● Requirements:
Repeat the records below exactly as they appear.

+++ Supplied data

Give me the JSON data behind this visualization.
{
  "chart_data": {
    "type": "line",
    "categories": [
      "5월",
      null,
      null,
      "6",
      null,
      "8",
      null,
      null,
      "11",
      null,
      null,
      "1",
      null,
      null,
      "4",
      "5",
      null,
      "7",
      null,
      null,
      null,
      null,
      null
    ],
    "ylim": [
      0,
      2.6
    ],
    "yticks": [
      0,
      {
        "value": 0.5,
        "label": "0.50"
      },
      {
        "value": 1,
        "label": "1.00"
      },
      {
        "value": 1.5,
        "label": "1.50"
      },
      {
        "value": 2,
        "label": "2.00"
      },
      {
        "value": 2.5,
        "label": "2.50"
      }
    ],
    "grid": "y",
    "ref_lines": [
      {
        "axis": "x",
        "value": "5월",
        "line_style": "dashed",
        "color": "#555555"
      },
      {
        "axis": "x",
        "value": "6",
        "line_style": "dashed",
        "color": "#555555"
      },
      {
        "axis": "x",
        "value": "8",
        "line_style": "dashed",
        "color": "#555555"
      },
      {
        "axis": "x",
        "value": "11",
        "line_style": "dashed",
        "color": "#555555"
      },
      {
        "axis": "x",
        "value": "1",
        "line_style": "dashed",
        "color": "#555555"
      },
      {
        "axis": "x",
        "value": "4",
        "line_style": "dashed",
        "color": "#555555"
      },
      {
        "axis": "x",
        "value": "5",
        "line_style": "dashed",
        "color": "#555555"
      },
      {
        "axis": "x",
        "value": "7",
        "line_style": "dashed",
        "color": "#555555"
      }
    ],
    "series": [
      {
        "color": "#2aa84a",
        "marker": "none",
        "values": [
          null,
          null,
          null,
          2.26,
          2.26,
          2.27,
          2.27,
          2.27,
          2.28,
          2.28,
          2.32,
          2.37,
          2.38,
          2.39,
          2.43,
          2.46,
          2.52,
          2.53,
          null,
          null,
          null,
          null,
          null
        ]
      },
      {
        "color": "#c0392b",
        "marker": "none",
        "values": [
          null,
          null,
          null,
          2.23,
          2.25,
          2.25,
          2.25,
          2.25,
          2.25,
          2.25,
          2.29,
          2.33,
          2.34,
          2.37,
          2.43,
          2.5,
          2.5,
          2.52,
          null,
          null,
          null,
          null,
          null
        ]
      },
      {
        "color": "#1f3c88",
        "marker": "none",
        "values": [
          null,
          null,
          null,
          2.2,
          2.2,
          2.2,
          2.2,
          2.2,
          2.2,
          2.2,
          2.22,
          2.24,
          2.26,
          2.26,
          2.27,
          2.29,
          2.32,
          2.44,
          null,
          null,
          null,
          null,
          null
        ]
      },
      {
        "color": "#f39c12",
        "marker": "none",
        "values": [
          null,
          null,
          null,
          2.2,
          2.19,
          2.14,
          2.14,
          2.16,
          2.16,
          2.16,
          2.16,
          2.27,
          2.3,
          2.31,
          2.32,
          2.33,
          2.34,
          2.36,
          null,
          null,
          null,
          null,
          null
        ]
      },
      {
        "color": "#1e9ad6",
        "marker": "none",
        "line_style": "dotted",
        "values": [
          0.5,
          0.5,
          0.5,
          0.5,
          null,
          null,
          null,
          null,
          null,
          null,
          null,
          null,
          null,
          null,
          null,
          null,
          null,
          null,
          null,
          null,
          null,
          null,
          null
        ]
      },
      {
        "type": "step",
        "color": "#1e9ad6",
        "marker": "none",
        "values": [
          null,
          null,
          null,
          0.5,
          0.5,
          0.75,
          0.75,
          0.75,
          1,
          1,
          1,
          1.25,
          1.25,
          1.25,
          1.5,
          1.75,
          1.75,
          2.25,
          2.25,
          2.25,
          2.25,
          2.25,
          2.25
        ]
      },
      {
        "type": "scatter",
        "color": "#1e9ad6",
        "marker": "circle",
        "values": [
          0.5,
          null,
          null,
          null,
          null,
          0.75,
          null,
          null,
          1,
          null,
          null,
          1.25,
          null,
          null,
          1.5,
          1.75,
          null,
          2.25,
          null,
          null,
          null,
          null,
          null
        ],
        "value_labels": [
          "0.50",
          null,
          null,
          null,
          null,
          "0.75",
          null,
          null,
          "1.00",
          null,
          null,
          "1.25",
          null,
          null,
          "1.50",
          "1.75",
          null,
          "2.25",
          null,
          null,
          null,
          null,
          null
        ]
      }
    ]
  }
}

++++++

● Exercise output:
Give me the JSON data behind this visualization.
{
  "chart_data": {
    "type": "line",
    "categories": [
      "5월",
      null,
      null,
      "6",
      null,
      "8",
      null,
      null,
      "11",
      null,
      null,
      "1",
      null,
      null,
      "4",
      "5",
      null,
      "7",
      null,
      null,
      null,
      null,
      null
    ],
    "ylim": [
      0,
      2.6
    ],
    "yticks": [
      0,
      {
        "value": 0.5,
        "label": "0.50"
      },
      {
        "value": 1,
        "label": "1.00"
      },
      {
        "value": 1.5,
        "label": "1.50"
      },
      {
        "value": 2,
        "label": "2.00"
      },
      {
        "value": 2.5,
        "label": "2.50"
      }
    ],
    "grid": "y",
    "ref_lines": [
      {
        "axis": "x",
        "value": "5월",
        "line_style": "dashed",
        "color": "#555555"
      },
      {
        "axis": "x",
        "value": "6",
        "line_style": "dashed",
        "color": "#555555"
      },
      {
        "axis": "x",
        "value": "8",
        "line_style": "dashed",
        "color": "#555555"
      },
      {
        "axis": "x",
        "value": "11",
        "line_style": "dashed",
        "color": "#555555"
      },
      {
        "axis": "x",
        "value": "1",
        "line_style": "dashed",
        "color": "#555555"
      },
      {
        "axis": "x",
        "value": "4",
        "line_style": "dashed",
        "color": "#555555"
      },
      {
        "axis": "x",
        "value": "5",
        "line_style": "dashed",
        "color": "#555555"
      },
      {
        "axis": "x",
        "value": "7",
        "line_style": "dashed",
        "color": "#555555"
      }
    ],
    "series": [
      {
        "color": "#2aa84a",
        "marker": "none",
        "values": [
          null,
          null,
          null,
          2.26,
          2.26,
          2.27,
          2.27,
          2.27,
          2.28,
          2.28,
          2.32,
          2.37,
          2.38,
          2.39,
          2.43,
          2.46,
          2.52,
          2.53,
          null,
          null,
          null,
          null,
          null
        ]
      },
      {
        "color": "#c0392b",
        "marker": "none",
        "values": [
          null,
          null,
          null,
          2.23,
          2.25,
          2.25,
          2.25,
          2.25,
          2.25,
          2.25,
          2.29,
          2.33,
          2.34,
          2.37,
          2.43,
          2.5,
          2.5,
          2.52,
          null,
          null,
          null,
          null,
          null
        ]
      },
      {
        "color": "#1f3c88",
        "marker": "none",
        "values": [
          null,
          null,
          null,
          2.2,
          2.2,
          2.2,
          2.2,
          2.2,
          2.2,
          2.2,
          2.22,
          2.24,
          2.26,
          2.26,
          2.27,
          2.29,
          2.32,
          2.44,
          null,
          null,
          null,
          null,
          null
        ]
      },
      {
        "color": "#f39c12",
        "marker": "none",
        "values": [
          null,
          null,
          null,
          2.2,
          2.19,
          2.14,
          2.14,
          2.16,
          2.16,
          2.16,
          2.16,
          2.27,
          2.3,
          2.31,
          2.32,
          2.33,
          2.34,
          2.36,
          null,
          null,
          null,
          null,
          null
        ]
      },
      {
        "color": "#1e9ad6",
        "marker": "none",
        "line_style": "dotted",
        "values": [
          0.5,
          0.5,
          0.5,
          0.5,
          null,
          null,
          null,
          null,
          null,
          null,
          null,
          null,
          null,
          null,
          null,
          null,
          null,
          null,
          null,
          null,
          null,
          null,
          null
        ]
      },
      {
        "type": "step",
        "color": "#1e9ad6",
        "marker": "none",
        "values": [
          null,
          null,
          null,
          0.5,
          0.5,
          0.75,
          0.75,
          0.75,
          1,
          1,
          1,
          1.25,
          1.25,
          1.25,
          1.5,
          1.75,
          1.75,
          2.25,
          2.25,
          2.25,
          2.25,
          2.25,
          2.25
        ]
      },
      {
        "type": "scatter",
        "color": "#1e9ad6",
        "marker": "circle",
        "values": [
          0.5,
          null,
          null,
          null,
          null,
          0.75,
          null,
          null,
          1,
          null,
          null,
          1.25,
          null,
          null,
          1.5,
          1.75,
          null,
          2.25,
          null,
          null,
          null,
          null,
          null
        ],
        "value_labels": [
          "0.50",
          null,
          null,
          null,
          null,
          "0.75",
          null,
          null,
          "1.00",
          null,
          null,
          "1.25",
          null,
          null,
          "1.50",
          "1.75",
          null,
          "2.25",
          null,
          null,
          null,
          null,
          null
        ]
      }
    ]
  }
}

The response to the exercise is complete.